Figure collection entries.
--- Begin ---
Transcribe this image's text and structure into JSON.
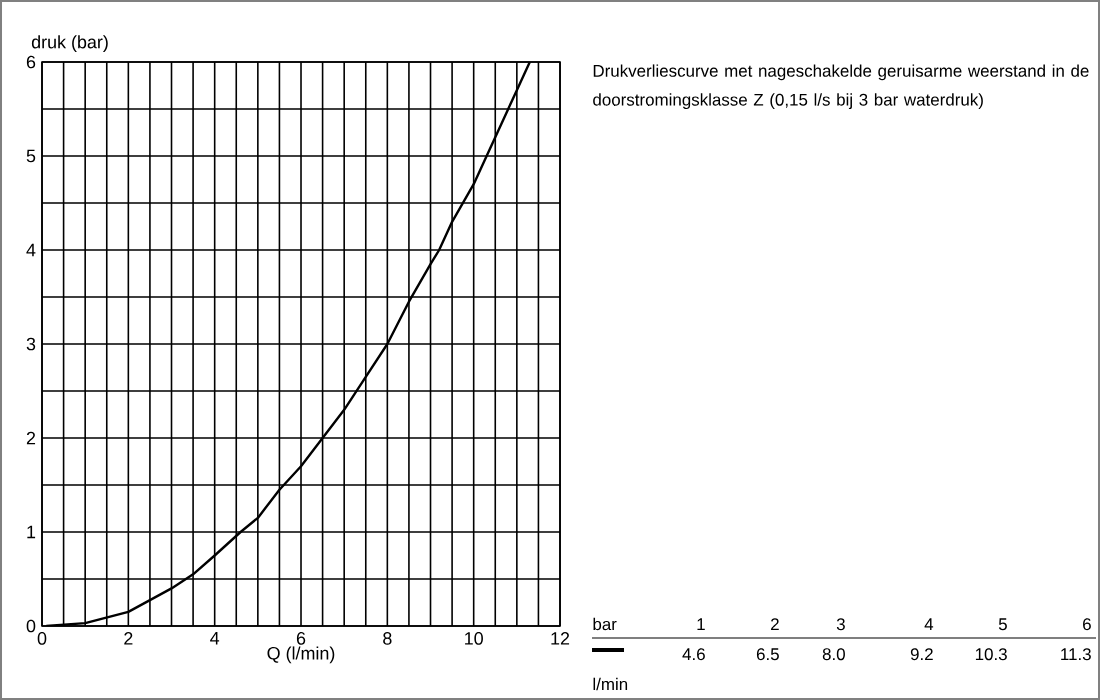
{
  "chart_data": {
    "type": "line",
    "title": "Drukverliescurve met nageschakelde geruisarme weerstand in de doorstromingsklasse Z (0,15 l/s bij 3 bar waterdruk)",
    "xlabel": "Q (l/min)",
    "ylabel": "druk (bar)",
    "x": [
      0.1,
      1,
      2,
      3,
      3.5,
      4,
      4.6,
      5,
      5.5,
      6,
      6.5,
      7,
      7.5,
      8,
      8.5,
      9,
      9.2,
      9.5,
      10,
      10.3,
      10.5,
      11,
      11.3
    ],
    "series": [
      {
        "color": "#000000",
        "values": [
          0,
          0.03,
          0.15,
          0.4,
          0.55,
          0.75,
          1,
          1.15,
          1.45,
          1.7,
          2,
          2.3,
          2.65,
          3,
          3.45,
          3.85,
          4,
          4.3,
          4.7,
          5,
          5.2,
          5.7,
          6
        ]
      }
    ],
    "xlim": [
      0,
      12
    ],
    "ylim": [
      0,
      6
    ],
    "xticks": [
      0,
      2,
      4,
      6,
      8,
      10,
      12
    ],
    "yticks": [
      0,
      1,
      2,
      3,
      4,
      5,
      6
    ],
    "grid": true,
    "marker": "none",
    "line_style": "solid",
    "annotations": [
      "bar",
      "1",
      "2",
      "3",
      "4",
      "5",
      "6",
      "4.6",
      "6.5",
      "8.0",
      "9.2",
      "10.3",
      "11.3",
      "l/min"
    ]
  }
}
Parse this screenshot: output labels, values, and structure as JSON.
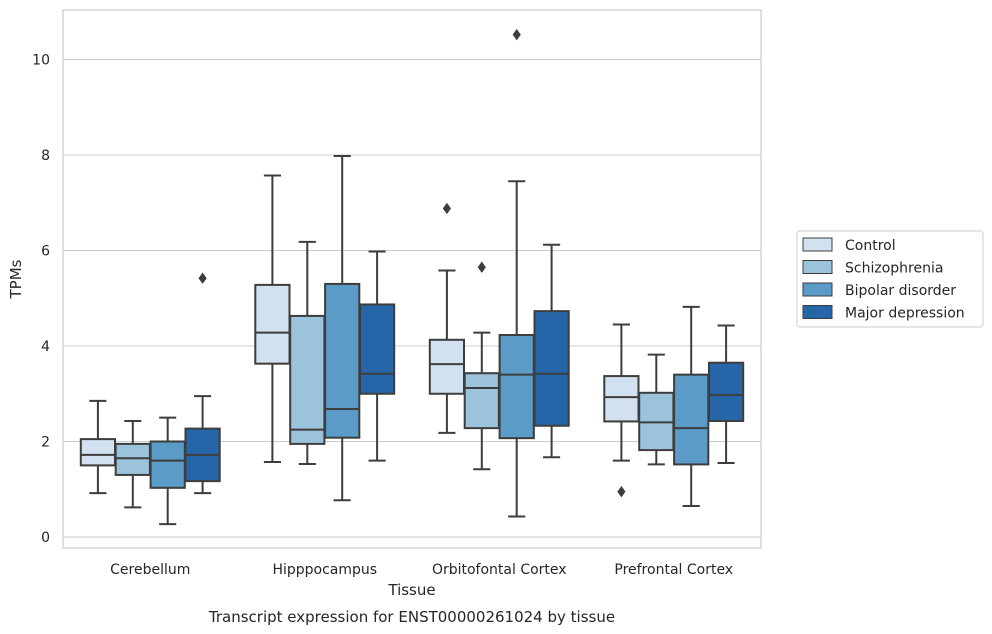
{
  "chart_data": {
    "type": "box",
    "title": "Transcript expression for ENST00000261024 by tissue",
    "xlabel": "Tissue",
    "ylabel": "TPMs",
    "ylim": [
      -0.2,
      11.0
    ],
    "yticks": [
      0,
      2,
      4,
      6,
      8,
      10
    ],
    "grid": "horizontal",
    "legend_position": "right",
    "categories": [
      "Cerebellum",
      "Hipppocampus",
      "Orbitofontal Cortex",
      "Prefrontal Cortex"
    ],
    "series": [
      {
        "name": "Control",
        "color": "#d2e1ef",
        "boxes": [
          {
            "whislo": 0.92,
            "q1": 1.5,
            "med": 1.72,
            "q3": 2.05,
            "whishi": 2.85,
            "fliers": []
          },
          {
            "whislo": 1.57,
            "q1": 3.63,
            "med": 4.28,
            "q3": 5.28,
            "whishi": 7.57,
            "fliers": []
          },
          {
            "whislo": 2.18,
            "q1": 3.0,
            "med": 3.62,
            "q3": 4.13,
            "whishi": 5.58,
            "fliers": [
              6.88
            ]
          },
          {
            "whislo": 1.6,
            "q1": 2.42,
            "med": 2.93,
            "q3": 3.37,
            "whishi": 4.45,
            "fliers": [
              0.95
            ]
          }
        ]
      },
      {
        "name": "Schizophrenia",
        "color": "#9cc3dc",
        "boxes": [
          {
            "whislo": 0.62,
            "q1": 1.3,
            "med": 1.65,
            "q3": 1.95,
            "whishi": 2.43,
            "fliers": []
          },
          {
            "whislo": 1.53,
            "q1": 1.95,
            "med": 2.25,
            "q3": 4.63,
            "whishi": 6.18,
            "fliers": []
          },
          {
            "whislo": 1.42,
            "q1": 2.28,
            "med": 3.12,
            "q3": 3.43,
            "whishi": 4.28,
            "fliers": [
              5.65
            ]
          },
          {
            "whislo": 1.52,
            "q1": 1.82,
            "med": 2.4,
            "q3": 3.02,
            "whishi": 3.82,
            "fliers": []
          }
        ]
      },
      {
        "name": "Bipolar disorder",
        "color": "#5a9bc7",
        "boxes": [
          {
            "whislo": 0.27,
            "q1": 1.03,
            "med": 1.6,
            "q3": 2.0,
            "whishi": 2.5,
            "fliers": []
          },
          {
            "whislo": 0.77,
            "q1": 2.08,
            "med": 2.68,
            "q3": 5.3,
            "whishi": 7.98,
            "fliers": []
          },
          {
            "whislo": 0.43,
            "q1": 2.07,
            "med": 3.4,
            "q3": 4.23,
            "whishi": 7.45,
            "fliers": [
              10.52
            ]
          },
          {
            "whislo": 0.65,
            "q1": 1.52,
            "med": 2.28,
            "q3": 3.4,
            "whishi": 4.82,
            "fliers": []
          }
        ]
      },
      {
        "name": "Major depression",
        "color": "#2666a8",
        "boxes": [
          {
            "whislo": 0.92,
            "q1": 1.17,
            "med": 1.72,
            "q3": 2.27,
            "whishi": 2.95,
            "fliers": [
              5.42
            ]
          },
          {
            "whislo": 1.6,
            "q1": 3.0,
            "med": 3.42,
            "q3": 4.87,
            "whishi": 5.98,
            "fliers": []
          },
          {
            "whislo": 1.67,
            "q1": 2.33,
            "med": 3.42,
            "q3": 4.73,
            "whishi": 6.12,
            "fliers": []
          },
          {
            "whislo": 1.55,
            "q1": 2.43,
            "med": 2.97,
            "q3": 3.65,
            "whishi": 4.43,
            "fliers": []
          }
        ]
      }
    ]
  }
}
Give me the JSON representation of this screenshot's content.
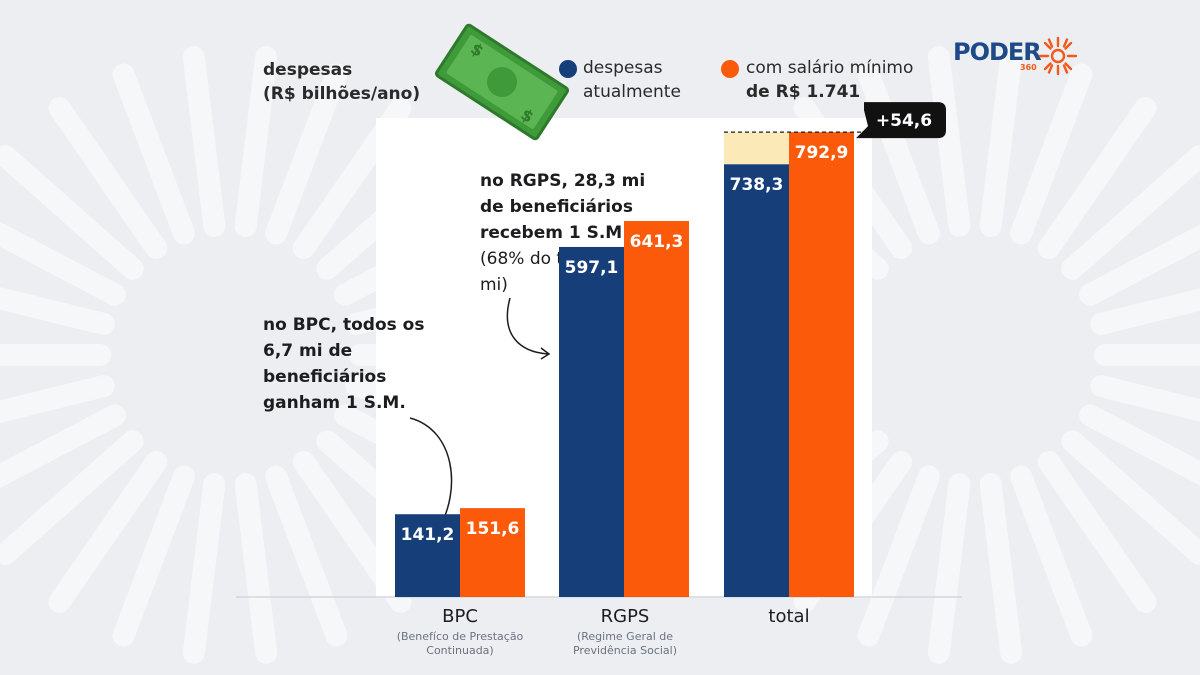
{
  "brand": {
    "name": "PODER",
    "sub": "360"
  },
  "colors": {
    "current": "#163f7a",
    "minimum_wage": "#fa5a0a",
    "increase": "#fbeab8",
    "badge": "#111111",
    "panel": "#ffffff",
    "background": "#eceef2"
  },
  "chart_data": {
    "type": "bar",
    "ylabel": "despesas\n(R$ bilhões/ano)",
    "categories": [
      "BPC",
      "RGPS",
      "total"
    ],
    "category_subtitles": [
      "(Benefíco de Prestação\nContinuada)",
      "(Regime Geral de\nPrevidência Social)",
      ""
    ],
    "series": [
      {
        "name": "despesas atualmente",
        "values": [
          141.2,
          597.1,
          738.3
        ],
        "labels": [
          "141,2",
          "597,1",
          "738,3"
        ]
      },
      {
        "name": "com salário mínimo de R$ 1.741",
        "values": [
          151.6,
          641.3,
          792.9
        ],
        "labels": [
          "151,6",
          "641,3",
          "792,9"
        ]
      }
    ],
    "increase": {
      "category": "total",
      "value": 54.6,
      "label": "+54,6"
    },
    "ylim": [
      0,
      800
    ],
    "grid": false,
    "legend_position": "top"
  },
  "legend": {
    "current_line1": "despesas",
    "current_line2": "atualmente",
    "minimum_line1": "com salário mínimo",
    "minimum_line2": "de R$ 1.741"
  },
  "annotations": {
    "bpc_bold": "no BPC, todos os 6,7 mi de beneficiários ganham 1 S.M.",
    "rgps_bold": "no RGPS, 28,3 mi de beneficiários recebem 1 S.M.",
    "rgps_regular": "(68% do total de 41,6 mi)"
  }
}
--- End ---
WRITTEN TASK. Give every line back word for word and leave the pictures out.

SOLUTION BELOW.
Transcribe this image's text and structure into JSON.
{
  "chart_data": {
    "type": "line",
    "title": "Drukverliescurve met nageschakelde geruisarme weerstand in de doorstromingsklasse Z (0,15 l/s bij 3 bar waterdruk)",
    "xlabel": "Q (l/min)",
    "ylabel": "druk (bar)",
    "x": [
      0.1,
      1,
      2,
      3,
      3.5,
      4,
      4.6,
      5,
      5.5,
      6,
      6.5,
      7,
      7.5,
      8,
      8.5,
      9,
      9.2,
      9.5,
      10,
      10.3,
      10.5,
      11,
      11.3
    ],
    "series": [
      {
        "color": "#000000",
        "values": [
          0,
          0.03,
          0.15,
          0.4,
          0.55,
          0.75,
          1,
          1.15,
          1.45,
          1.7,
          2,
          2.3,
          2.65,
          3,
          3.45,
          3.85,
          4,
          4.3,
          4.7,
          5,
          5.2,
          5.7,
          6
        ]
      }
    ],
    "xlim": [
      0,
      12
    ],
    "ylim": [
      0,
      6
    ],
    "xticks": [
      0,
      2,
      4,
      6,
      8,
      10,
      12
    ],
    "yticks": [
      0,
      1,
      2,
      3,
      4,
      5,
      6
    ],
    "grid": true,
    "marker": "none",
    "line_style": "solid",
    "annotations": [
      "bar",
      "1",
      "2",
      "3",
      "4",
      "5",
      "6",
      "4.6",
      "6.5",
      "8.0",
      "9.2",
      "10.3",
      "11.3",
      "l/min"
    ]
  }
}
Parse this screenshot: output labels, values, and structure as JSON.
{
  "chart_data": {
    "type": "box",
    "title": "Transcript expression for ENST00000261024 by tissue",
    "xlabel": "Tissue",
    "ylabel": "TPMs",
    "ylim": [
      -0.2,
      11.0
    ],
    "yticks": [
      0,
      2,
      4,
      6,
      8,
      10
    ],
    "grid": "horizontal",
    "legend_position": "right",
    "categories": [
      "Cerebellum",
      "Hipppocampus",
      "Orbitofontal Cortex",
      "Prefrontal Cortex"
    ],
    "series": [
      {
        "name": "Control",
        "color": "#d2e1ef",
        "boxes": [
          {
            "whislo": 0.92,
            "q1": 1.5,
            "med": 1.72,
            "q3": 2.05,
            "whishi": 2.85,
            "fliers": []
          },
          {
            "whislo": 1.57,
            "q1": 3.63,
            "med": 4.28,
            "q3": 5.28,
            "whishi": 7.57,
            "fliers": []
          },
          {
            "whislo": 2.18,
            "q1": 3.0,
            "med": 3.62,
            "q3": 4.13,
            "whishi": 5.58,
            "fliers": [
              6.88
            ]
          },
          {
            "whislo": 1.6,
            "q1": 2.42,
            "med": 2.93,
            "q3": 3.37,
            "whishi": 4.45,
            "fliers": [
              0.95
            ]
          }
        ]
      },
      {
        "name": "Schizophrenia",
        "color": "#9cc3dc",
        "boxes": [
          {
            "whislo": 0.62,
            "q1": 1.3,
            "med": 1.65,
            "q3": 1.95,
            "whishi": 2.43,
            "fliers": []
          },
          {
            "whislo": 1.53,
            "q1": 1.95,
            "med": 2.25,
            "q3": 4.63,
            "whishi": 6.18,
            "fliers": []
          },
          {
            "whislo": 1.42,
            "q1": 2.28,
            "med": 3.12,
            "q3": 3.43,
            "whishi": 4.28,
            "fliers": [
              5.65
            ]
          },
          {
            "whislo": 1.52,
            "q1": 1.82,
            "med": 2.4,
            "q3": 3.02,
            "whishi": 3.82,
            "fliers": []
          }
        ]
      },
      {
        "name": "Bipolar disorder",
        "color": "#5a9bc7",
        "boxes": [
          {
            "whislo": 0.27,
            "q1": 1.03,
            "med": 1.6,
            "q3": 2.0,
            "whishi": 2.5,
            "fliers": []
          },
          {
            "whislo": 0.77,
            "q1": 2.08,
            "med": 2.68,
            "q3": 5.3,
            "whishi": 7.98,
            "fliers": []
          },
          {
            "whislo": 0.43,
            "q1": 2.07,
            "med": 3.4,
            "q3": 4.23,
            "whishi": 7.45,
            "fliers": [
              10.52
            ]
          },
          {
            "whislo": 0.65,
            "q1": 1.52,
            "med": 2.28,
            "q3": 3.4,
            "whishi": 4.82,
            "fliers": []
          }
        ]
      },
      {
        "name": "Major depression",
        "color": "#2666a8",
        "boxes": [
          {
            "whislo": 0.92,
            "q1": 1.17,
            "med": 1.72,
            "q3": 2.27,
            "whishi": 2.95,
            "fliers": [
              5.42
            ]
          },
          {
            "whislo": 1.6,
            "q1": 3.0,
            "med": 3.42,
            "q3": 4.87,
            "whishi": 5.98,
            "fliers": []
          },
          {
            "whislo": 1.67,
            "q1": 2.33,
            "med": 3.42,
            "q3": 4.73,
            "whishi": 6.12,
            "fliers": []
          },
          {
            "whislo": 1.55,
            "q1": 2.43,
            "med": 2.97,
            "q3": 3.65,
            "whishi": 4.43,
            "fliers": []
          }
        ]
      }
    ]
  }
}
Give me the JSON representation of this screenshot's content.
{
  "brand": {
    "name": "PODER",
    "sub": "360"
  },
  "colors": {
    "current": "#163f7a",
    "minimum_wage": "#fa5a0a",
    "increase": "#fbeab8",
    "badge": "#111111",
    "panel": "#ffffff",
    "background": "#eceef2"
  },
  "chart_data": {
    "type": "bar",
    "ylabel": "despesas\n(R$ bilhões/ano)",
    "categories": [
      "BPC",
      "RGPS",
      "total"
    ],
    "category_subtitles": [
      "(Benefíco de Prestação\nContinuada)",
      "(Regime Geral de\nPrevidência Social)",
      ""
    ],
    "series": [
      {
        "name": "despesas atualmente",
        "values": [
          141.2,
          597.1,
          738.3
        ],
        "labels": [
          "141,2",
          "597,1",
          "738,3"
        ]
      },
      {
        "name": "com salário mínimo de R$ 1.741",
        "values": [
          151.6,
          641.3,
          792.9
        ],
        "labels": [
          "151,6",
          "641,3",
          "792,9"
        ]
      }
    ],
    "increase": {
      "category": "total",
      "value": 54.6,
      "label": "+54,6"
    },
    "ylim": [
      0,
      800
    ],
    "grid": false,
    "legend_position": "top"
  },
  "legend": {
    "current_line1": "despesas",
    "current_line2": "atualmente",
    "minimum_line1": "com salário mínimo",
    "minimum_line2": "de R$ 1.741"
  },
  "annotations": {
    "bpc_bold": "no BPC, todos os 6,7 mi de beneficiários ganham 1 S.M.",
    "rgps_bold": "no RGPS, 28,3 mi de beneficiários recebem 1 S.M.",
    "rgps_regular": "(68% do total de 41,6 mi)"
  }
}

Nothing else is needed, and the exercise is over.